_ASSIGNMENT:_
Print the records below exactly, omitting all pictures.

Document page transcription items
________________________________________

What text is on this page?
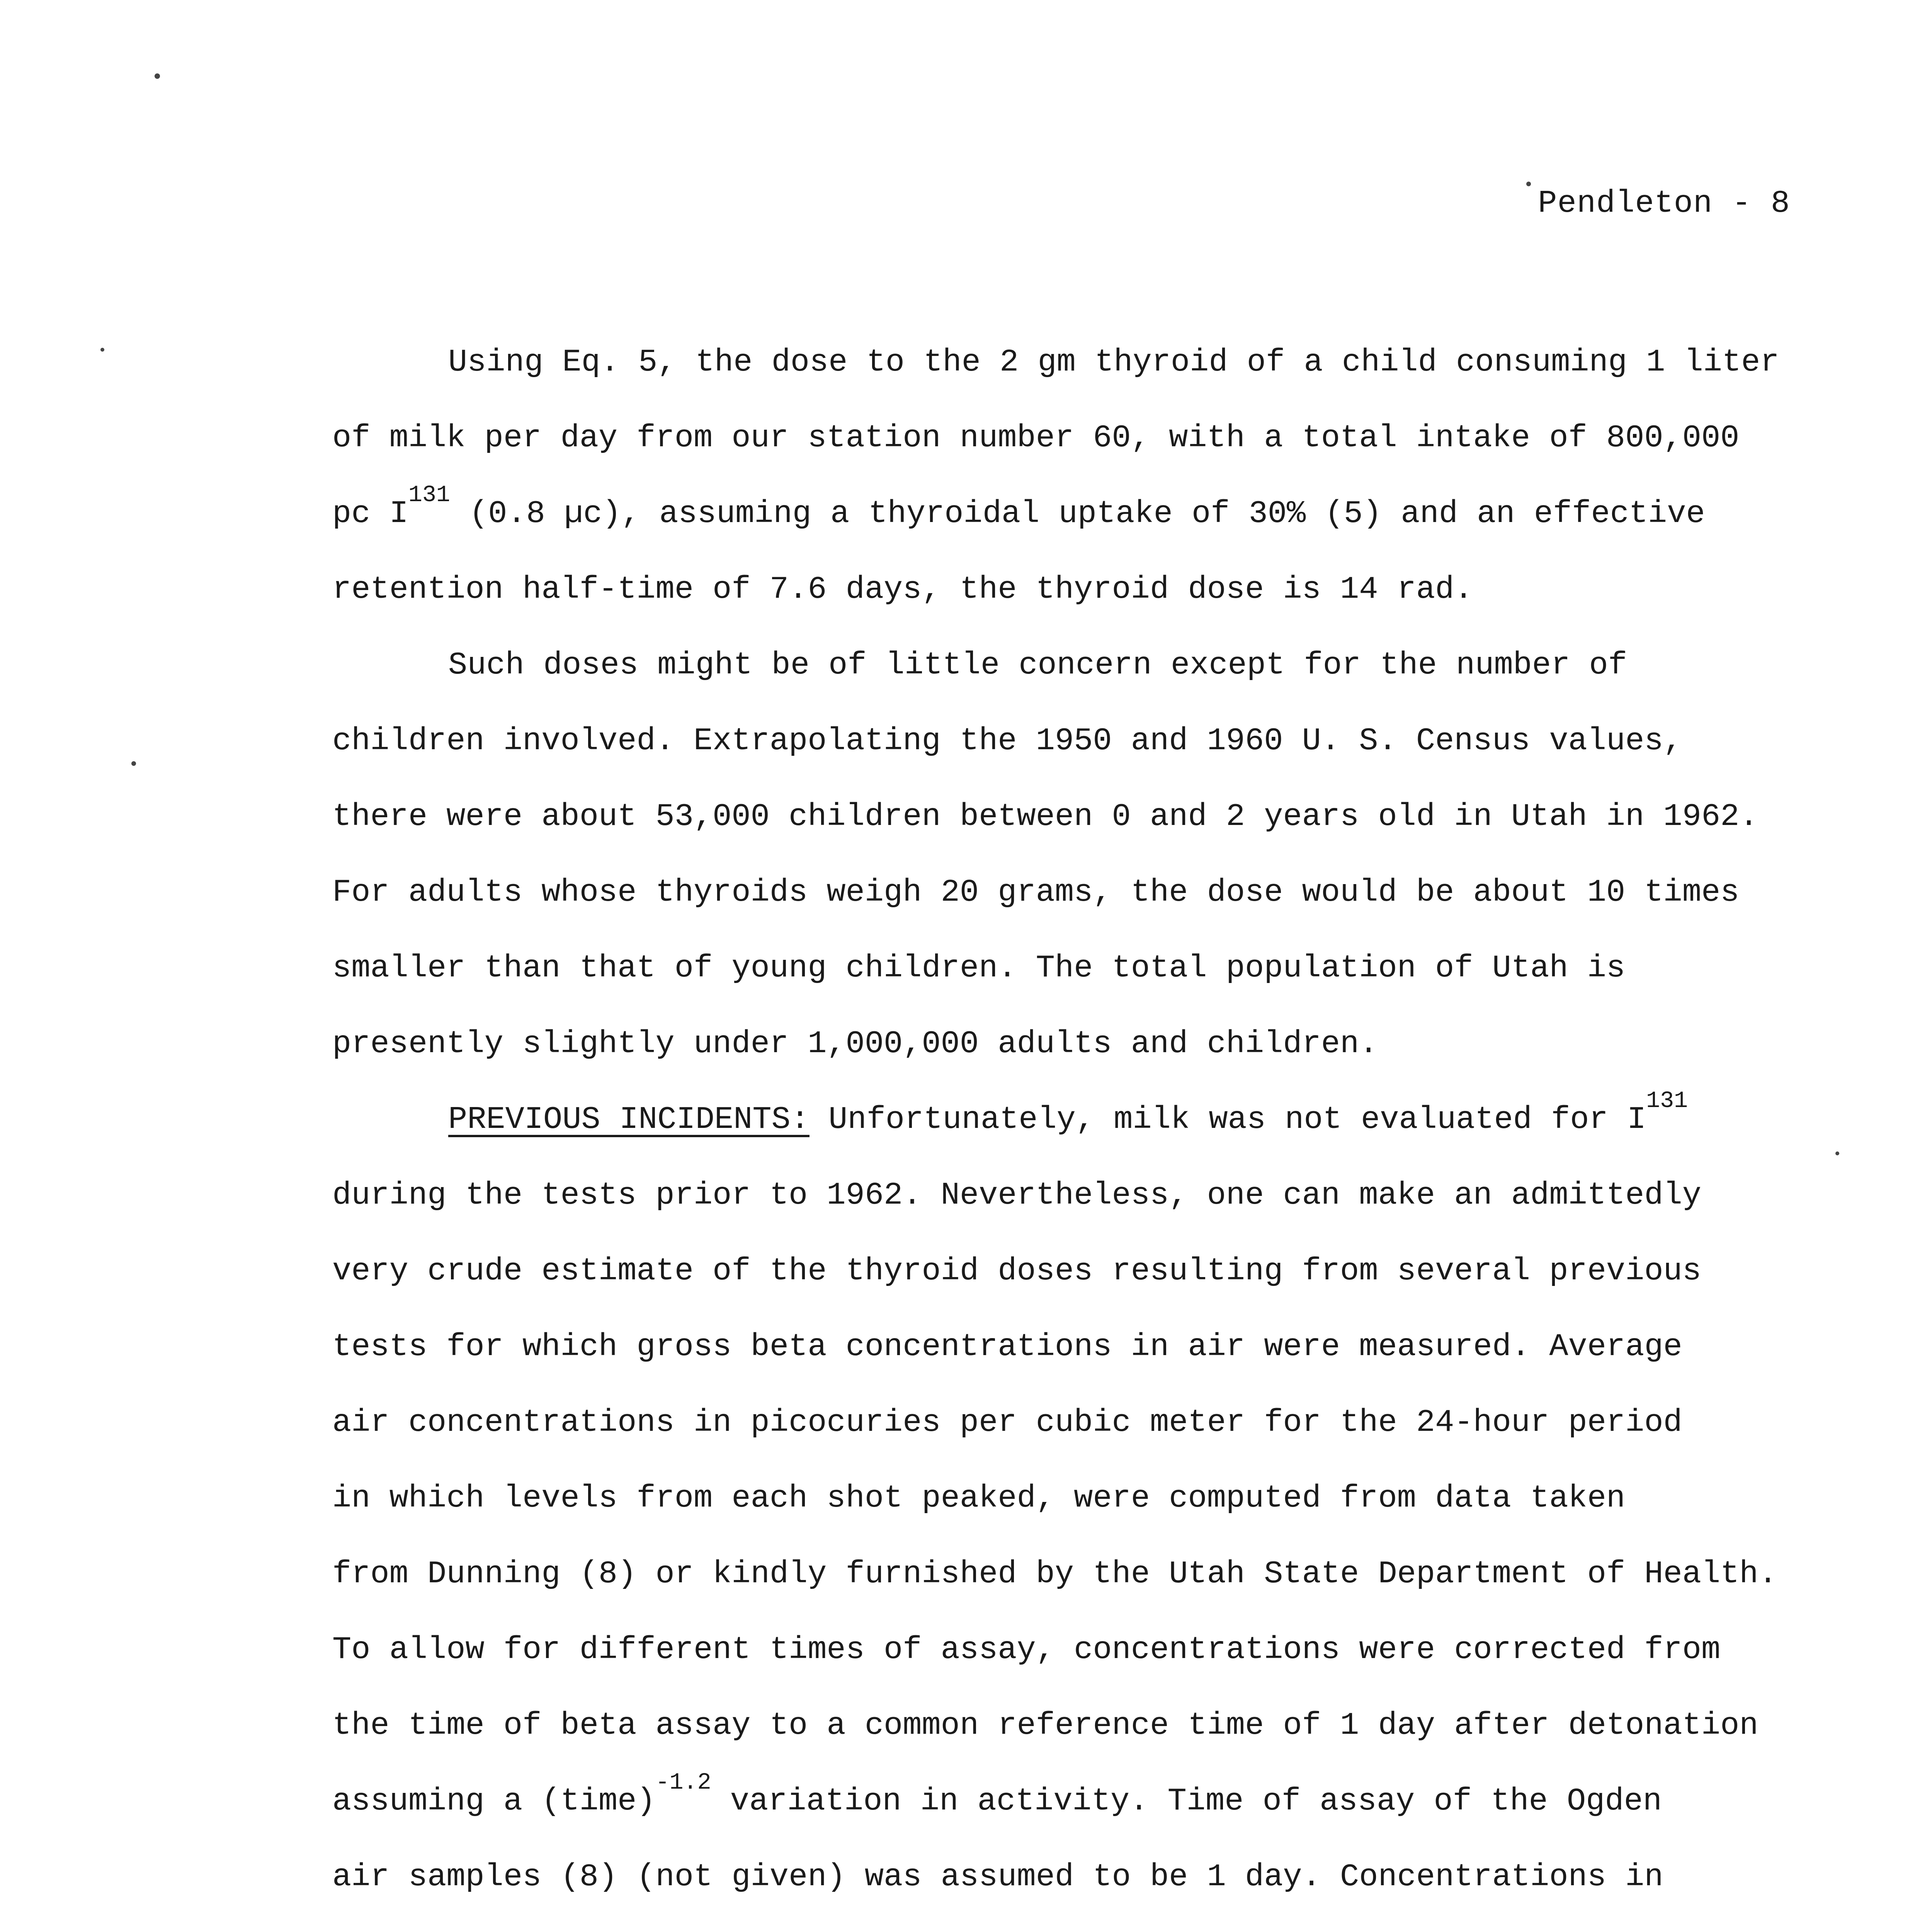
Pendleton - 8
Using Eq. 5, the dose to the 2 gm thyroid of a child consuming 1 liter
of milk per day from our station number 60, with a total intake of 800,000
pc $I^{131}$ (0.8 µc), assuming a thyroidal uptake of 30% (5) and an effective
retention half-time of 7.6 days, the thyroid dose is 14 rad.
Such doses might be of little concern except for the number of
children involved. Extrapolating the 1950 and 1960 U. S. Census values,
there were about 53,000 children between 0 and 2 years old in Utah in 1962.
For adults whose thyroids weigh 20 grams, the dose would be about 10 times
smaller than that of young children. The total population of Utah is
presently slightly under 1,000,000 adults and children.
PREVIOUS INCIDENTS: Unfortunately, milk was not evaluated for $I^{131}$
during the tests prior to 1962. Nevertheless, one can make an admittedly
very crude estimate of the thyroid doses resulting from several previous
tests for which gross beta concentrations in air were measured. Average
air concentrations in picocuries per cubic meter for the 24-hour period
in which levels from each shot peaked, were computed from data taken
from Dunning (8) or kindly furnished by the Utah State Department of Health.
To allow for different times of assay, concentrations were corrected from
the time of beta assay to a common reference time of 1 day after detonation
assuming a (time)$^{-1.2}$ variation in activity. Time of assay of the Ogden
air samples (8) (not given) was assumed to be 1 day. Concentrations in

________________________________________

_OUTPUT OF THE TASK:_
What text is on this page?
Pendleton - 8
Using Eq. 5, the dose to the 2 gm thyroid of a child consuming 1 liter
of milk per day from our station number 60, with a total intake of 800,000
pc $I^{131}$ (0.8 µc), assuming a thyroidal uptake of 30% (5) and an effective
retention half-time of 7.6 days, the thyroid dose is 14 rad.
Such doses might be of little concern except for the number of
children involved. Extrapolating the 1950 and 1960 U. S. Census values,
there were about 53,000 children between 0 and 2 years old in Utah in 1962.
For adults whose thyroids weigh 20 grams, the dose would be about 10 times
smaller than that of young children. The total population of Utah is
presently slightly under 1,000,000 adults and children.
PREVIOUS INCIDENTS: Unfortunately, milk was not evaluated for $I^{131}$
during the tests prior to 1962. Nevertheless, one can make an admittedly
very crude estimate of the thyroid doses resulting from several previous
tests for which gross beta concentrations in air were measured. Average
air concentrations in picocuries per cubic meter for the 24-hour period
in which levels from each shot peaked, were computed from data taken
from Dunning (8) or kindly furnished by the Utah State Department of Health.
To allow for different times of assay, concentrations were corrected from
the time of beta assay to a common reference time of 1 day after detonation
assuming a (time)$^{-1.2}$ variation in activity. Time of assay of the Ogden
air samples (8) (not given) was assumed to be 1 day. Concentrations in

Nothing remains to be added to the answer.